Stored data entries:
────────────────────

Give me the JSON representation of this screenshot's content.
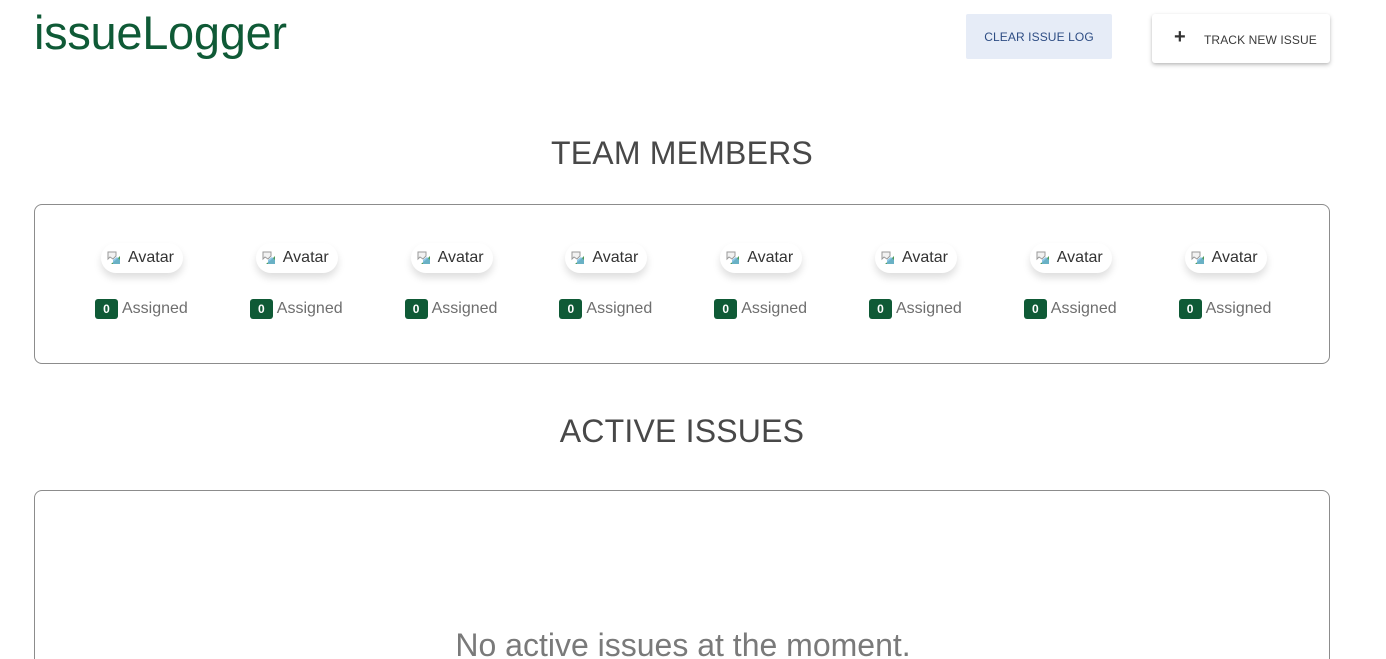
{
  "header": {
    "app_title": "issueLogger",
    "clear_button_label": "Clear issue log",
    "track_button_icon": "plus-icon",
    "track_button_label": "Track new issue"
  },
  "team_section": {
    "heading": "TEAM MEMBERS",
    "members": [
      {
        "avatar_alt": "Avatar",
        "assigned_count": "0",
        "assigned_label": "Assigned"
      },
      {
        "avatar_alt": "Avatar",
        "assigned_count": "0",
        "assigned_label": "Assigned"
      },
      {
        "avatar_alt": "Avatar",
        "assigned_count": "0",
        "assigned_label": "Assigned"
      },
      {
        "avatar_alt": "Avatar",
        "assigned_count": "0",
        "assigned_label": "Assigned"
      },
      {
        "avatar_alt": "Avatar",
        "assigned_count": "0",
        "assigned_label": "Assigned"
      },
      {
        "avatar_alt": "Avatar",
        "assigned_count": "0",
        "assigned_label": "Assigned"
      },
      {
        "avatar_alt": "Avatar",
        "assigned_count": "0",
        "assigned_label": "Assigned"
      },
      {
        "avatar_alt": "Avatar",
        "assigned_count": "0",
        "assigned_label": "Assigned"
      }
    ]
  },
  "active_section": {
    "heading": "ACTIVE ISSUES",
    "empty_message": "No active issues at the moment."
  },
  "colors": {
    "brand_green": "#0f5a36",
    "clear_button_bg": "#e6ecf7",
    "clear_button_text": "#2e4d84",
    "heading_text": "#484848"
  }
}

────────────────────

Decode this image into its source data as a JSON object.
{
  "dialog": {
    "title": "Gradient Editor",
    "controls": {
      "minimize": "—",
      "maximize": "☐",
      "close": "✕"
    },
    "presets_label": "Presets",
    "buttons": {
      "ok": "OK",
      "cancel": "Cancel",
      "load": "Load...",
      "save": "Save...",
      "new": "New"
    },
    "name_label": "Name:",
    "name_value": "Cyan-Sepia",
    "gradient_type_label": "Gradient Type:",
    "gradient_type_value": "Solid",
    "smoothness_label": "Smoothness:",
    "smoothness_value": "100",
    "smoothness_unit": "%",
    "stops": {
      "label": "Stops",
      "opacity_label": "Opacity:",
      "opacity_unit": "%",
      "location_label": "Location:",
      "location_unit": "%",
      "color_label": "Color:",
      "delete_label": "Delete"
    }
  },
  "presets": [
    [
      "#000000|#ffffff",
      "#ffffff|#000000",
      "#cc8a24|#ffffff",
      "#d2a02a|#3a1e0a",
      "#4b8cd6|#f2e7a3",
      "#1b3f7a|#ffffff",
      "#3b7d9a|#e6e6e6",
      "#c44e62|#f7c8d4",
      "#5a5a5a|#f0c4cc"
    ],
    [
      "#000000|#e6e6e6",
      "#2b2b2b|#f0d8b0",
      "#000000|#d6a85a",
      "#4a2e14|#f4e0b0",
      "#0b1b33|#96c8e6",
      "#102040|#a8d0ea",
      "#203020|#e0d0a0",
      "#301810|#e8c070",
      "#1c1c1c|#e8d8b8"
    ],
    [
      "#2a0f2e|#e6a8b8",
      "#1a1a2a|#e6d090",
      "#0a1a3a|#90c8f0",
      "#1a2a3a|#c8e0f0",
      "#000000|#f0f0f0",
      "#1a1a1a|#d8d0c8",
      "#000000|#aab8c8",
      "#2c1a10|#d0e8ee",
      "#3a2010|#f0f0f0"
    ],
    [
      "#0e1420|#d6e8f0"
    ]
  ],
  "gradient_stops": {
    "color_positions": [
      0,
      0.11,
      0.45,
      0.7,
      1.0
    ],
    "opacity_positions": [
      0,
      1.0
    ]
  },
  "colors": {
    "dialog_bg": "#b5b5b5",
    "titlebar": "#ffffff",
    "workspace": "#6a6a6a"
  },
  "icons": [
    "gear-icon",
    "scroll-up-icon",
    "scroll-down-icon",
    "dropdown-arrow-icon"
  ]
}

────────────────────

Short problem:
Copy every single line of the material above that holds "JSON".

The response:
Give me the JSON representation of this screenshot's content.
Decode this image into its source data as a JSON object.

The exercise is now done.